WHAT IS EXPECTED: Give only the number of lines in the data that include the string "купона".

[Collected data]

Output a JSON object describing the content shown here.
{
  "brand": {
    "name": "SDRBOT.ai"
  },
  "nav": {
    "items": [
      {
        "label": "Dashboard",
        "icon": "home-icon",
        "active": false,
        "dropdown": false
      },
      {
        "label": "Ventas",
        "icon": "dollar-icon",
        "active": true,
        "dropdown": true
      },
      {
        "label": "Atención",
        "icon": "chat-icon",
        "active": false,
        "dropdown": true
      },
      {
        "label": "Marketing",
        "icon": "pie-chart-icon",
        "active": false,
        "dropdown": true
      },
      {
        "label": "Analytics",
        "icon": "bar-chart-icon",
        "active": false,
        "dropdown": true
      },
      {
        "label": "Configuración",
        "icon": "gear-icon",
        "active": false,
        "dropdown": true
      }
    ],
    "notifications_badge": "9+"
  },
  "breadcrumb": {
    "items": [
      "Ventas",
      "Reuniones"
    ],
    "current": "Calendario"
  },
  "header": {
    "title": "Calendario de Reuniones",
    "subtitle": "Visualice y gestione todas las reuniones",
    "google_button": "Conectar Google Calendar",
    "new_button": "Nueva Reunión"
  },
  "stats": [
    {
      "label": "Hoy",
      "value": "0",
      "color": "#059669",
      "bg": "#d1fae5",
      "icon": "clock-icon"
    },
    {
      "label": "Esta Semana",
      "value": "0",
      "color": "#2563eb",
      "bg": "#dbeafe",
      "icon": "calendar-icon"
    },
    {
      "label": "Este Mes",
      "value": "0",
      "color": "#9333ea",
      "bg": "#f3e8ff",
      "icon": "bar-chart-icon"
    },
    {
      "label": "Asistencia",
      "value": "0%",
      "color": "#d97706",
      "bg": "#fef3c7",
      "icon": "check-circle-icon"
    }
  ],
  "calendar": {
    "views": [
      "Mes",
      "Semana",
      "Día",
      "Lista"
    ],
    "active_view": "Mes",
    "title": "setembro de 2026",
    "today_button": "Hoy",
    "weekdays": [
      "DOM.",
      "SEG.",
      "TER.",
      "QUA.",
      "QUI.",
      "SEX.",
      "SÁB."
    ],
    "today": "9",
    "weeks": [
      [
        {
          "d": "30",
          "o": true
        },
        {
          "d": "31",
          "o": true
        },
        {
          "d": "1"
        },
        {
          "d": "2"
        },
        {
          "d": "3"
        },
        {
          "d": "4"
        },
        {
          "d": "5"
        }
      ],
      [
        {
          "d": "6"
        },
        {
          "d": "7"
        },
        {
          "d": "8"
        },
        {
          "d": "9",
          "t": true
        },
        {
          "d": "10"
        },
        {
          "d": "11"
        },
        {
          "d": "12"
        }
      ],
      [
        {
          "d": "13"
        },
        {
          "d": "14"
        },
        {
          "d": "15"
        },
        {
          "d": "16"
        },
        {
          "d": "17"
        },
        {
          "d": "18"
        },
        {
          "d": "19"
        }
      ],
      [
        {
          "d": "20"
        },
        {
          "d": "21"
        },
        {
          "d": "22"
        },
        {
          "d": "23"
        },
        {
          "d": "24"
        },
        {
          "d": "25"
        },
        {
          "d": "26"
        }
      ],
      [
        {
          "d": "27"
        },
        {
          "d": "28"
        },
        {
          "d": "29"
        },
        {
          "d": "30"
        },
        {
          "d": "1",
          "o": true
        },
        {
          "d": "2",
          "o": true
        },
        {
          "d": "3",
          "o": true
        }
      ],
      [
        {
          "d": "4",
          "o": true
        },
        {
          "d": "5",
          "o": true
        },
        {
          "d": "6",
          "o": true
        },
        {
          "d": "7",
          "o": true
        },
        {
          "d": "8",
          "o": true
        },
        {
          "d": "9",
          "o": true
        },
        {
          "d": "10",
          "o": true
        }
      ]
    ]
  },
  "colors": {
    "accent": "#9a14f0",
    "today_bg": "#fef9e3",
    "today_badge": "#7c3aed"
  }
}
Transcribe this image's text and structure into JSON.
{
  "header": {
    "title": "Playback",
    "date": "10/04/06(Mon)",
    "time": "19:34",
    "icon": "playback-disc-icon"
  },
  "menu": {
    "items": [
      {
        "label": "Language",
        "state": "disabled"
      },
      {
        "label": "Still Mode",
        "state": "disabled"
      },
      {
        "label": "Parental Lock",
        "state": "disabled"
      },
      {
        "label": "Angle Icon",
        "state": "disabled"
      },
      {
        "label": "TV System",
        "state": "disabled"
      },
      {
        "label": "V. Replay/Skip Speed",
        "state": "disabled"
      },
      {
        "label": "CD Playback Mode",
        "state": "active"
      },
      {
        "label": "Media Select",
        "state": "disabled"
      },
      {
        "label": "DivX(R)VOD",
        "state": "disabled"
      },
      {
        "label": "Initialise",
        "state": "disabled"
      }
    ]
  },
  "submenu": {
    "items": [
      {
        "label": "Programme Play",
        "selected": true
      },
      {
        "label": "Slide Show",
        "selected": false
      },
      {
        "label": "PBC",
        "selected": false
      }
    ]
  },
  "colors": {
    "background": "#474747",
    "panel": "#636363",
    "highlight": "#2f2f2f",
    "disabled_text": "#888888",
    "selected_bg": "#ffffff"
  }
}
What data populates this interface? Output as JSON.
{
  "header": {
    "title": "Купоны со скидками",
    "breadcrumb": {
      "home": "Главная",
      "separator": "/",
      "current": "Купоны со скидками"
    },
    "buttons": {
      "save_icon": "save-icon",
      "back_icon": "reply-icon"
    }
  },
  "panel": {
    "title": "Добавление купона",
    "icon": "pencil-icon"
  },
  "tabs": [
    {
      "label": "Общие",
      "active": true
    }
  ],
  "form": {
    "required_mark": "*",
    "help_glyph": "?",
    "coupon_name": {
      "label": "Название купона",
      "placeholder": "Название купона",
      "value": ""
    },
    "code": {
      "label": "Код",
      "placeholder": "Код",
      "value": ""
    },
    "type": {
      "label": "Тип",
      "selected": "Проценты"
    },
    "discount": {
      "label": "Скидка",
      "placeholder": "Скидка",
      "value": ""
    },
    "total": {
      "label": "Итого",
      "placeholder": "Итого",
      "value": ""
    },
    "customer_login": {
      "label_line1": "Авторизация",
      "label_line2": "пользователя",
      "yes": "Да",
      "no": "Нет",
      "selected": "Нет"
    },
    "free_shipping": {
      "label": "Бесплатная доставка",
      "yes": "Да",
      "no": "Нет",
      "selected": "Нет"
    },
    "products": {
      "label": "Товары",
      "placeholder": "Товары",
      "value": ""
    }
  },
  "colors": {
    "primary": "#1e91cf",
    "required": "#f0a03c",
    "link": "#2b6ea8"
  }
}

FULL RESPONSE: 3